── Data provided

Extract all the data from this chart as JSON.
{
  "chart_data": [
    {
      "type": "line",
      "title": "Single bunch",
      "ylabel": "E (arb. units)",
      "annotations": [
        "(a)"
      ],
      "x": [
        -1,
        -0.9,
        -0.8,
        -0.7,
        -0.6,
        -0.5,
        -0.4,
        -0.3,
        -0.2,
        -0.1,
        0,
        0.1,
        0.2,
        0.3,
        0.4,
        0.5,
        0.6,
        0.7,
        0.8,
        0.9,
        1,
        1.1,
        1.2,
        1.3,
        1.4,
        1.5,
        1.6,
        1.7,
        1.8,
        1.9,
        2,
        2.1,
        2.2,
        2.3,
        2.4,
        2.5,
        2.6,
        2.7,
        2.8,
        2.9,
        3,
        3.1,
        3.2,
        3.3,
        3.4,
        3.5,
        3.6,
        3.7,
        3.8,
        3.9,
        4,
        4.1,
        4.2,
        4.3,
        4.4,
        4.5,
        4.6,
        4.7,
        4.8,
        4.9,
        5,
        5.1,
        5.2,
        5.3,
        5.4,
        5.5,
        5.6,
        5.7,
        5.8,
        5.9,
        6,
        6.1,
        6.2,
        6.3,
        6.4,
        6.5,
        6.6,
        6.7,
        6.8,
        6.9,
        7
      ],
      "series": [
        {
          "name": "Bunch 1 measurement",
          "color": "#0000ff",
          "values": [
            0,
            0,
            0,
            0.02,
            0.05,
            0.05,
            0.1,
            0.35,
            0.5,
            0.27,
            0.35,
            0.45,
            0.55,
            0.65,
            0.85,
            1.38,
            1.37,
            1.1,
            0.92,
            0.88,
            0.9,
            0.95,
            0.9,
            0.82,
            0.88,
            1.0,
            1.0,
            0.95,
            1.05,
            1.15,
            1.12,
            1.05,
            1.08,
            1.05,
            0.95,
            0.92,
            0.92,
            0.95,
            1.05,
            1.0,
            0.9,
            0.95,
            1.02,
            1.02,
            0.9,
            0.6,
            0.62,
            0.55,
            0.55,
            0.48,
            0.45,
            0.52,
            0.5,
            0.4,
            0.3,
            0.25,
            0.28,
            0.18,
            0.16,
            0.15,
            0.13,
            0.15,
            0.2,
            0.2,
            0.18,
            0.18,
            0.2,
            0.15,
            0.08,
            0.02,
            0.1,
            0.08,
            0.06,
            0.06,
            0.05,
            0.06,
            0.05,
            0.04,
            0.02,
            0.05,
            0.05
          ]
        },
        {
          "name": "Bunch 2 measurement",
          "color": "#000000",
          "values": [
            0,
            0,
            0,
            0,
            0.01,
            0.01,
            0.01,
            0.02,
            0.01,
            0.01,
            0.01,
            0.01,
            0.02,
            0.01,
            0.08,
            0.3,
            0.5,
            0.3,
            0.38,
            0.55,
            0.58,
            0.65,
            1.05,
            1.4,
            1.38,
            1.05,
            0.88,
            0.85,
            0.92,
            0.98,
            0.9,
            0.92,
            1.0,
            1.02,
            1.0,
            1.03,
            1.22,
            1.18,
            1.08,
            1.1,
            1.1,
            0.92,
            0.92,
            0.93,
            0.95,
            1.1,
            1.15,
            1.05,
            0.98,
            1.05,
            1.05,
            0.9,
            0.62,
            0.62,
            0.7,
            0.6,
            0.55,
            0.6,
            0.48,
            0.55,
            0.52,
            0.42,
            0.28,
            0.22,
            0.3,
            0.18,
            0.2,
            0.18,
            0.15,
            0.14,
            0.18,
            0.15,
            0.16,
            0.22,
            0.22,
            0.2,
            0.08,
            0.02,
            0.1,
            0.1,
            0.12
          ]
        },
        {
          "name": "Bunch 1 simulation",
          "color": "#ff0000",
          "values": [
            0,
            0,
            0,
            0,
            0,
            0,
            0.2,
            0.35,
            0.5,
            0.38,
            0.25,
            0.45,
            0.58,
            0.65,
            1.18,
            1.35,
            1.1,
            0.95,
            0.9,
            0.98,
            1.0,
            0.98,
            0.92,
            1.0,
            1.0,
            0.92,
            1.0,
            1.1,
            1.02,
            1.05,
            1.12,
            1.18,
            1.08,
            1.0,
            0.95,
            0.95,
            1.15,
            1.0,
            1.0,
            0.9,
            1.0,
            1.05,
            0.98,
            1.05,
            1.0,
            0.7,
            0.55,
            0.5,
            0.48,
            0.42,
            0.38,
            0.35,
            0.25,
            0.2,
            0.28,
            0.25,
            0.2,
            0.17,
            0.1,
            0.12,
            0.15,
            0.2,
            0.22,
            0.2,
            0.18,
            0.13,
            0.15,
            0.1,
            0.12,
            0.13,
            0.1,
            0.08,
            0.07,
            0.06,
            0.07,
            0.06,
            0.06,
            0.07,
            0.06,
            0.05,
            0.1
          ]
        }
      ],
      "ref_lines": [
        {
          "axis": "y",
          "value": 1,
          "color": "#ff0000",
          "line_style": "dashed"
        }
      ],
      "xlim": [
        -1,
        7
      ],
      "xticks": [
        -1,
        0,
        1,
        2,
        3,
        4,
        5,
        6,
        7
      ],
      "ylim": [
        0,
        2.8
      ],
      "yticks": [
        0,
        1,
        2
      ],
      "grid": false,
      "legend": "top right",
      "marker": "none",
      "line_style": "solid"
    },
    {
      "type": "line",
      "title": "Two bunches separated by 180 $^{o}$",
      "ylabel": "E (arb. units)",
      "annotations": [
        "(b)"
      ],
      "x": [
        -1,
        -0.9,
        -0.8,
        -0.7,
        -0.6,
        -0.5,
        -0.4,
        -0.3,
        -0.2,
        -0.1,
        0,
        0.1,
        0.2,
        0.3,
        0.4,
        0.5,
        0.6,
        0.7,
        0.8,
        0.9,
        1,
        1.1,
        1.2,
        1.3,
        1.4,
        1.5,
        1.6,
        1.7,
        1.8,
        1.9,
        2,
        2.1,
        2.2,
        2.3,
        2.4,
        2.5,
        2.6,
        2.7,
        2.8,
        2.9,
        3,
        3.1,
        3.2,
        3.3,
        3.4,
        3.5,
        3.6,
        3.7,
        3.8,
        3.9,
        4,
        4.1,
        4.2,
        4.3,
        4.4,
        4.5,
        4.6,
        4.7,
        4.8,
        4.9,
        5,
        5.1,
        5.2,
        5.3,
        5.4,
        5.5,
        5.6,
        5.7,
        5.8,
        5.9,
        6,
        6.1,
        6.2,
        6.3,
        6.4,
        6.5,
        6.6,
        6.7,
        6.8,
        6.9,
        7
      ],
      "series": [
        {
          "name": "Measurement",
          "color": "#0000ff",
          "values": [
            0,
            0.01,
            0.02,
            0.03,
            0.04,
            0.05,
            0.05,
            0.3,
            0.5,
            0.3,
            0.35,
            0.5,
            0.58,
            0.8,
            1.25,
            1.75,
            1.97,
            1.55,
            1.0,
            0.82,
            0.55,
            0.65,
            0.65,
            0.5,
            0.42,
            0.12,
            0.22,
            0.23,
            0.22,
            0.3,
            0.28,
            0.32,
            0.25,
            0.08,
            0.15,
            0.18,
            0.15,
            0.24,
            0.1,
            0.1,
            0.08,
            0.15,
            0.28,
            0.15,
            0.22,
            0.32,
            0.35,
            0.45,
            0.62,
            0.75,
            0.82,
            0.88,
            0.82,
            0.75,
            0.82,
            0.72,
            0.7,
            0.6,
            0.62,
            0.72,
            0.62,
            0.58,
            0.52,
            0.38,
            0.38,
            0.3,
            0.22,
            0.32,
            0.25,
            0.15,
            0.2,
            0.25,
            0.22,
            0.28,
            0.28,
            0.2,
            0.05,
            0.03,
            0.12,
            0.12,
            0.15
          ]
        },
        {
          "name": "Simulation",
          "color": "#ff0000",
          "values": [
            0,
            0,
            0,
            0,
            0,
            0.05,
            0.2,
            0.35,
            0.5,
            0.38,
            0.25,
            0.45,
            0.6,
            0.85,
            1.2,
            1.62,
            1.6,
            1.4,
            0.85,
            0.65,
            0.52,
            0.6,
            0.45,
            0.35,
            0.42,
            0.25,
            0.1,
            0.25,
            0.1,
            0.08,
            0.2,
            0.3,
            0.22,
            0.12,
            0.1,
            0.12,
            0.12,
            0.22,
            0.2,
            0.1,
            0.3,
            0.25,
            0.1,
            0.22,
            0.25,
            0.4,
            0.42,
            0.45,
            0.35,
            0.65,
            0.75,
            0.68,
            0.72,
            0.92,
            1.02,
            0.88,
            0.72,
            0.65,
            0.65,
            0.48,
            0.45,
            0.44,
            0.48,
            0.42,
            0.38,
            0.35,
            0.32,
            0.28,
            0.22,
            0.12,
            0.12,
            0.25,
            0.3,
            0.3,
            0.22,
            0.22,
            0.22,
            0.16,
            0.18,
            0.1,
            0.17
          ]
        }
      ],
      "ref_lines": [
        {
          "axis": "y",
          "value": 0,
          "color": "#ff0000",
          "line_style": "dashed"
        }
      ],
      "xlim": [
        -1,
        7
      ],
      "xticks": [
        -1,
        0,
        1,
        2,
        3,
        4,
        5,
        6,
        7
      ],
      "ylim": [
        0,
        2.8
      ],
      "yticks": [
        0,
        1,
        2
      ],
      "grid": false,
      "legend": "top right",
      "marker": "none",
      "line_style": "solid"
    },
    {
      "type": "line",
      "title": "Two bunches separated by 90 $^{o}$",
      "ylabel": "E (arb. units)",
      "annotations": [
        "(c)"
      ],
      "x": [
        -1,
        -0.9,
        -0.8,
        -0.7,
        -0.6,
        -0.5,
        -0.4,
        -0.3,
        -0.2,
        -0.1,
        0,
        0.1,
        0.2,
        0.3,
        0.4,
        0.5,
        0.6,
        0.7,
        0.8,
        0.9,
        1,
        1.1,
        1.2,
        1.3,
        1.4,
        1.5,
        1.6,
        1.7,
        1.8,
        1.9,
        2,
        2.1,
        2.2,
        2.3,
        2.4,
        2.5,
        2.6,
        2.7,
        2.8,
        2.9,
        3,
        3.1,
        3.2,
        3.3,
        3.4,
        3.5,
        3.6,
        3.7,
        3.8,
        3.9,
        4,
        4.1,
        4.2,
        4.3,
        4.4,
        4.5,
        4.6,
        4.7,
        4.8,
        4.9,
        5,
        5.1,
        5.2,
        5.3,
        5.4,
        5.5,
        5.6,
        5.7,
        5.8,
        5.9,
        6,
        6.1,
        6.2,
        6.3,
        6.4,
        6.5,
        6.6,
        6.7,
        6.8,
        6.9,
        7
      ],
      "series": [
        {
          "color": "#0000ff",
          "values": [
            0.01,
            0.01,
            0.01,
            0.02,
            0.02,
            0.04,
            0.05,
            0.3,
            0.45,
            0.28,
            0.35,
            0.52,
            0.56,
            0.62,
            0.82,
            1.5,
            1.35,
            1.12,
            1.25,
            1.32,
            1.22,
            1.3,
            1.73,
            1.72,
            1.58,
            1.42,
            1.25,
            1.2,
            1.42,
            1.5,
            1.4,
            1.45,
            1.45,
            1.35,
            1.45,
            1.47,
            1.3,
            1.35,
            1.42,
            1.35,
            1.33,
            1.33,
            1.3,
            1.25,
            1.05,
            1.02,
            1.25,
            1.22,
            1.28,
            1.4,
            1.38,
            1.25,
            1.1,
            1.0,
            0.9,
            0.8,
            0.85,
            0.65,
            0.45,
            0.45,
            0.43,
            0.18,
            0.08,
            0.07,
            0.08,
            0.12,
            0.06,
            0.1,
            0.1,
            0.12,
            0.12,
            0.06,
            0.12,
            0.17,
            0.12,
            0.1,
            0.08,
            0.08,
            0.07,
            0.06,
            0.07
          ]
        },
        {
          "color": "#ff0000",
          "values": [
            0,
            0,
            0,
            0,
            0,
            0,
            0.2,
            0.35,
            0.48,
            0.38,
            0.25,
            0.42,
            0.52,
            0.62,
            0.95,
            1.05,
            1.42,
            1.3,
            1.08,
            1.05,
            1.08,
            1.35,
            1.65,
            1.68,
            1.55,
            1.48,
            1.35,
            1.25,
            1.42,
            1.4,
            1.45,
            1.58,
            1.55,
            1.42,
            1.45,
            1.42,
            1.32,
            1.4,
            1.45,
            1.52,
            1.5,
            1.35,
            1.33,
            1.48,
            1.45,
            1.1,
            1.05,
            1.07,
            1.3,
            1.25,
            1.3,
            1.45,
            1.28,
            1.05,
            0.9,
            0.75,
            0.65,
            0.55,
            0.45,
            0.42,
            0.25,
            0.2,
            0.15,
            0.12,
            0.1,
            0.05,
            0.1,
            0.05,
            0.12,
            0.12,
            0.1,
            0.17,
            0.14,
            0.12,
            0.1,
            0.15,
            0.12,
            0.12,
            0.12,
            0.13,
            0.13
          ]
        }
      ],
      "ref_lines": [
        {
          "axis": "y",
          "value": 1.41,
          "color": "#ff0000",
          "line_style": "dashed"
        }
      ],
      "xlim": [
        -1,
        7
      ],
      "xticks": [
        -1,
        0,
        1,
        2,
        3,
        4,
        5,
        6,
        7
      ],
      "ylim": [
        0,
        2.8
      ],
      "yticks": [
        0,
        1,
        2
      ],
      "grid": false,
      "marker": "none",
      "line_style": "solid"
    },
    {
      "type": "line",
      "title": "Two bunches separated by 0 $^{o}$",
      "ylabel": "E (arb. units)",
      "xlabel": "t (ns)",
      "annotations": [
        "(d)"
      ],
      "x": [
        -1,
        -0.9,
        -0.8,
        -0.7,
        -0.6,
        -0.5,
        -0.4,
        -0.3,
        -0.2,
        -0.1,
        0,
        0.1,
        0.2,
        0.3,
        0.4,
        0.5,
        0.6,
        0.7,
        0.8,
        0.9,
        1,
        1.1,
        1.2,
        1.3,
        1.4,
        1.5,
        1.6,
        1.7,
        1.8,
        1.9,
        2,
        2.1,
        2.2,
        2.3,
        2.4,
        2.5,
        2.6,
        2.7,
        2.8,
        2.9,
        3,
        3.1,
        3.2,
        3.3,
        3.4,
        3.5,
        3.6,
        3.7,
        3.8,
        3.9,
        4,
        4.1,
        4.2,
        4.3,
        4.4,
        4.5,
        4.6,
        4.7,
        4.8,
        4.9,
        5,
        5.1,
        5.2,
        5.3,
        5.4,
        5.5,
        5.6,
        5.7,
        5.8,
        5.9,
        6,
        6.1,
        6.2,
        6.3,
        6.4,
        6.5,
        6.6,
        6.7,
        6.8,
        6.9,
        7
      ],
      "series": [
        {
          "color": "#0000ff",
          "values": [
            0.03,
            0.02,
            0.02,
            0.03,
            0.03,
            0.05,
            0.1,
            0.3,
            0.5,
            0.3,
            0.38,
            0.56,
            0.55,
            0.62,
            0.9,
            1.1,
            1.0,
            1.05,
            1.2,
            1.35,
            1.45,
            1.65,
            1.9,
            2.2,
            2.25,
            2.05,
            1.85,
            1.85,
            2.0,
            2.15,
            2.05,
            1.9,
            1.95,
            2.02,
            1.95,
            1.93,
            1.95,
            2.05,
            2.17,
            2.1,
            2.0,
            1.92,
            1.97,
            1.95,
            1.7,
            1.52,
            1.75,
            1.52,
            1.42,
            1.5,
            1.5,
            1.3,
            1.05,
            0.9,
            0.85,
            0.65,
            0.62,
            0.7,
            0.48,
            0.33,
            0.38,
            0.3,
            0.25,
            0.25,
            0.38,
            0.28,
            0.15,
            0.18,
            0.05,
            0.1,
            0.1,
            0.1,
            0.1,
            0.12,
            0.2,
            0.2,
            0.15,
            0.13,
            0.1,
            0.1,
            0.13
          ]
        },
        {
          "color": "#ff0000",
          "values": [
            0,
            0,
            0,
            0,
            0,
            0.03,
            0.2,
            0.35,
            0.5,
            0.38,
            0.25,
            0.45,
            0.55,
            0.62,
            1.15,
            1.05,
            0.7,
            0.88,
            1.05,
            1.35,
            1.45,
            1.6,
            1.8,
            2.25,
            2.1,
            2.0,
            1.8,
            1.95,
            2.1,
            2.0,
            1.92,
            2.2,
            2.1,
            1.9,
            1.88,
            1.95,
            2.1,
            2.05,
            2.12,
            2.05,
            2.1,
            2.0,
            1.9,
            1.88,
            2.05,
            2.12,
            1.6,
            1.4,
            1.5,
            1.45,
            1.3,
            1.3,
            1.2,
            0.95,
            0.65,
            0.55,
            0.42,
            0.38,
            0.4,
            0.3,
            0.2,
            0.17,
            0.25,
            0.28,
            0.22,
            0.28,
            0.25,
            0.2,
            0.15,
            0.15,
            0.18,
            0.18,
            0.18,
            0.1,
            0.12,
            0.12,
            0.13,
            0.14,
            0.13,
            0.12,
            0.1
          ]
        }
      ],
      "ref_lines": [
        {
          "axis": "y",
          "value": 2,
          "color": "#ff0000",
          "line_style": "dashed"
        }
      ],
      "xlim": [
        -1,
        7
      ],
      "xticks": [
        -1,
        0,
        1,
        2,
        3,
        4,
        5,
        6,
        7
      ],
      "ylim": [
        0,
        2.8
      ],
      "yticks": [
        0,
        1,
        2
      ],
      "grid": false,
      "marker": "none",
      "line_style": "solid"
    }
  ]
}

────

**Exercise details**
Tell how many lines of the records above hold the string "bunches". Give no other text.

**Final result**
3